* Exercise aim:
Write the data out again exactly, dropping any images it holds.

(Figure data in JSON)
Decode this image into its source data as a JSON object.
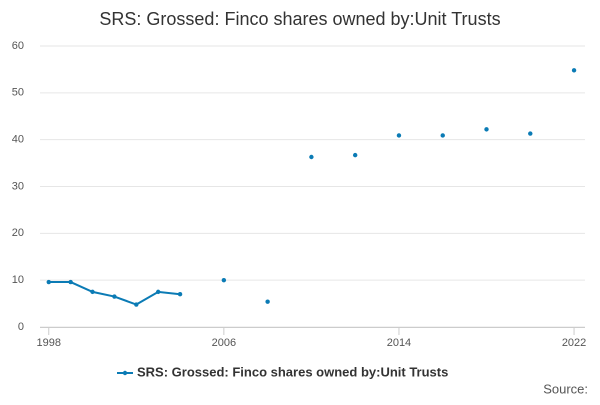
{
  "chart_data": {
    "type": "line",
    "title": "SRS: Grossed: Finco shares owned by:Unit Trusts",
    "x": [
      1998,
      1999,
      2000,
      2001,
      2002,
      2003,
      2004,
      2005,
      2006,
      2007,
      2008,
      2009,
      2010,
      2011,
      2012,
      2013,
      2014,
      2015,
      2016,
      2017,
      2018,
      2019,
      2020,
      2021,
      2022
    ],
    "series": [
      {
        "name": "SRS: Grossed: Finco shares owned by:Unit Trusts",
        "color": "#0b7bb5",
        "values": [
          9.6,
          9.6,
          7.5,
          6.5,
          4.8,
          7.5,
          7.0,
          null,
          10.0,
          null,
          5.4,
          null,
          36.3,
          null,
          36.7,
          null,
          40.9,
          null,
          40.9,
          null,
          42.2,
          null,
          41.3,
          null,
          54.8
        ]
      }
    ],
    "xlim": [
      1997.6,
      2022.5
    ],
    "xticks": [
      1998,
      2006,
      2014,
      2022
    ],
    "ylim": [
      0,
      60
    ],
    "yticks": [
      0,
      10,
      20,
      30,
      40,
      50,
      60
    ],
    "grid": true,
    "legend": "bottom",
    "source_label": "Source:"
  }
}
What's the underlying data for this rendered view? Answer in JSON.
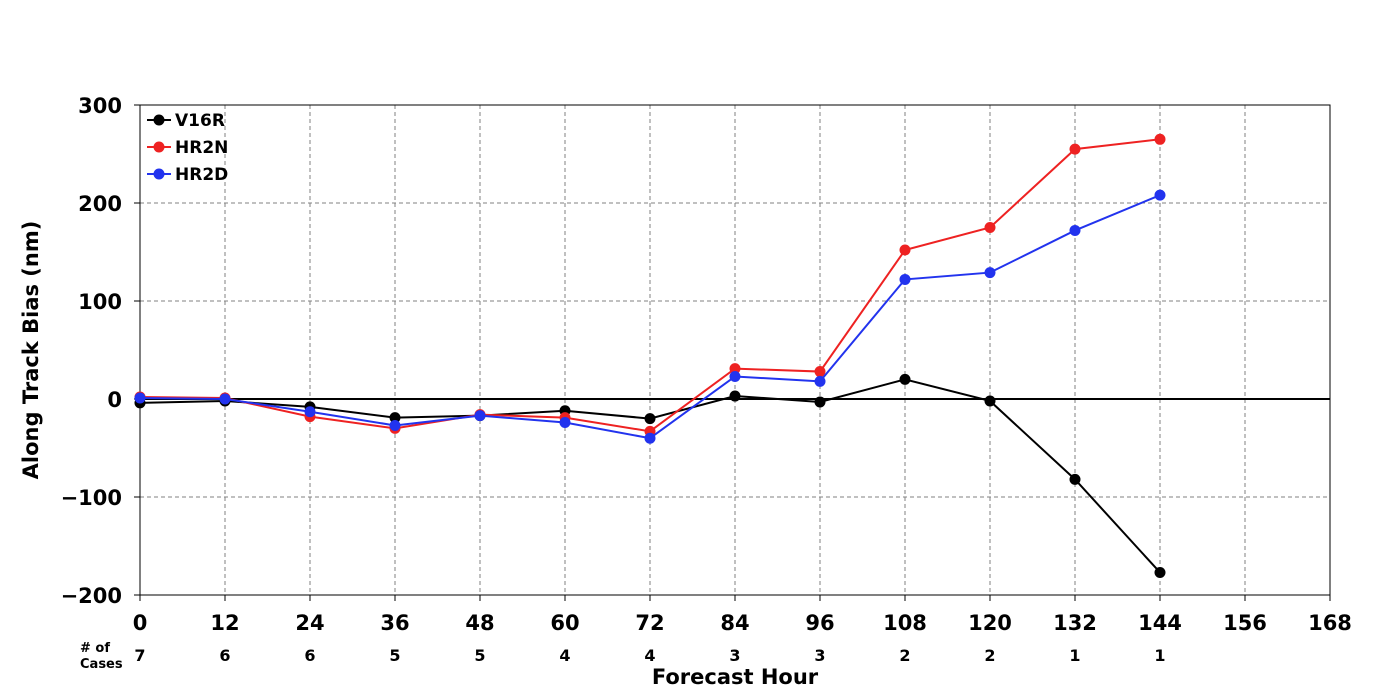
{
  "chart_data": {
    "type": "line",
    "title": "",
    "xlabel": "Forecast Hour",
    "ylabel": "Along Track Bias (nm)",
    "xlim": [
      0,
      168
    ],
    "ylim": [
      -200,
      300
    ],
    "x_ticks": [
      0,
      12,
      24,
      36,
      48,
      60,
      72,
      84,
      96,
      108,
      120,
      132,
      144,
      156,
      168
    ],
    "x_tick_labels": [
      "0",
      "12",
      "24",
      "36",
      "48",
      "60",
      "72",
      "84",
      "96",
      "108",
      "120",
      "132",
      "144",
      "156",
      "168"
    ],
    "y_ticks": [
      -200,
      -100,
      0,
      100,
      200,
      300
    ],
    "y_tick_labels": [
      "−200",
      "−100",
      "0",
      "100",
      "200",
      "300"
    ],
    "grid": true,
    "zero_line": true,
    "legend_position": "top-left",
    "cases_label_line1": "# of",
    "cases_label_line2": "Cases",
    "case_hours": [
      0,
      12,
      24,
      36,
      48,
      60,
      72,
      84,
      96,
      108,
      120,
      132,
      144
    ],
    "case_counts": [
      "7",
      "6",
      "6",
      "5",
      "5",
      "4",
      "4",
      "3",
      "3",
      "2",
      "2",
      "1",
      "1"
    ],
    "series": [
      {
        "name": "V16R",
        "color": "#000000",
        "x": [
          0,
          12,
          24,
          36,
          48,
          60,
          72,
          84,
          96,
          108,
          120,
          132,
          144
        ],
        "y": [
          -4,
          -2,
          -8,
          -19,
          -17,
          -12,
          -20,
          3,
          -3,
          20,
          -2,
          -82,
          -177
        ]
      },
      {
        "name": "HR2N",
        "color": "#ee2222",
        "x": [
          0,
          12,
          24,
          36,
          48,
          60,
          72,
          84,
          96,
          108,
          120,
          132,
          144
        ],
        "y": [
          2,
          1,
          -18,
          -30,
          -16,
          -19,
          -33,
          31,
          28,
          152,
          175,
          255,
          265
        ]
      },
      {
        "name": "HR2D",
        "color": "#2233ee",
        "x": [
          0,
          12,
          24,
          36,
          48,
          60,
          72,
          84,
          96,
          108,
          120,
          132,
          144
        ],
        "y": [
          1,
          0,
          -13,
          -27,
          -17,
          -24,
          -40,
          23,
          18,
          122,
          129,
          172,
          208
        ]
      }
    ]
  }
}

* Complete answer:
Decode this image into its source data as a JSON object.
{
  "chart_data": {
    "type": "line",
    "title": "SRS: Grossed: Finco shares owned by:Unit Trusts",
    "x": [
      1998,
      1999,
      2000,
      2001,
      2002,
      2003,
      2004,
      2005,
      2006,
      2007,
      2008,
      2009,
      2010,
      2011,
      2012,
      2013,
      2014,
      2015,
      2016,
      2017,
      2018,
      2019,
      2020,
      2021,
      2022
    ],
    "series": [
      {
        "name": "SRS: Grossed: Finco shares owned by:Unit Trusts",
        "color": "#0b7bb5",
        "values": [
          9.6,
          9.6,
          7.5,
          6.5,
          4.8,
          7.5,
          7.0,
          null,
          10.0,
          null,
          5.4,
          null,
          36.3,
          null,
          36.7,
          null,
          40.9,
          null,
          40.9,
          null,
          42.2,
          null,
          41.3,
          null,
          54.8
        ]
      }
    ],
    "xlim": [
      1997.6,
      2022.5
    ],
    "xticks": [
      1998,
      2006,
      2014,
      2022
    ],
    "ylim": [
      0,
      60
    ],
    "yticks": [
      0,
      10,
      20,
      30,
      40,
      50,
      60
    ],
    "grid": true,
    "legend": "bottom",
    "source_label": "Source:"
  }
}
What's the underlying data for this rendered view? Answer in JSON.
{
  "chart_data": {
    "type": "line",
    "title": "",
    "xlabel": "Forecast Hour",
    "ylabel": "Along Track Bias (nm)",
    "xlim": [
      0,
      168
    ],
    "ylim": [
      -200,
      300
    ],
    "x_ticks": [
      0,
      12,
      24,
      36,
      48,
      60,
      72,
      84,
      96,
      108,
      120,
      132,
      144,
      156,
      168
    ],
    "x_tick_labels": [
      "0",
      "12",
      "24",
      "36",
      "48",
      "60",
      "72",
      "84",
      "96",
      "108",
      "120",
      "132",
      "144",
      "156",
      "168"
    ],
    "y_ticks": [
      -200,
      -100,
      0,
      100,
      200,
      300
    ],
    "y_tick_labels": [
      "−200",
      "−100",
      "0",
      "100",
      "200",
      "300"
    ],
    "grid": true,
    "zero_line": true,
    "legend_position": "top-left",
    "cases_label_line1": "# of",
    "cases_label_line2": "Cases",
    "case_hours": [
      0,
      12,
      24,
      36,
      48,
      60,
      72,
      84,
      96,
      108,
      120,
      132,
      144
    ],
    "case_counts": [
      "7",
      "6",
      "6",
      "5",
      "5",
      "4",
      "4",
      "3",
      "3",
      "2",
      "2",
      "1",
      "1"
    ],
    "series": [
      {
        "name": "V16R",
        "color": "#000000",
        "x": [
          0,
          12,
          24,
          36,
          48,
          60,
          72,
          84,
          96,
          108,
          120,
          132,
          144
        ],
        "y": [
          -4,
          -2,
          -8,
          -19,
          -17,
          -12,
          -20,
          3,
          -3,
          20,
          -2,
          -82,
          -177
        ]
      },
      {
        "name": "HR2N",
        "color": "#ee2222",
        "x": [
          0,
          12,
          24,
          36,
          48,
          60,
          72,
          84,
          96,
          108,
          120,
          132,
          144
        ],
        "y": [
          2,
          1,
          -18,
          -30,
          -16,
          -19,
          -33,
          31,
          28,
          152,
          175,
          255,
          265
        ]
      },
      {
        "name": "HR2D",
        "color": "#2233ee",
        "x": [
          0,
          12,
          24,
          36,
          48,
          60,
          72,
          84,
          96,
          108,
          120,
          132,
          144
        ],
        "y": [
          1,
          0,
          -13,
          -27,
          -17,
          -24,
          -40,
          23,
          18,
          122,
          129,
          172,
          208
        ]
      }
    ]
  }
}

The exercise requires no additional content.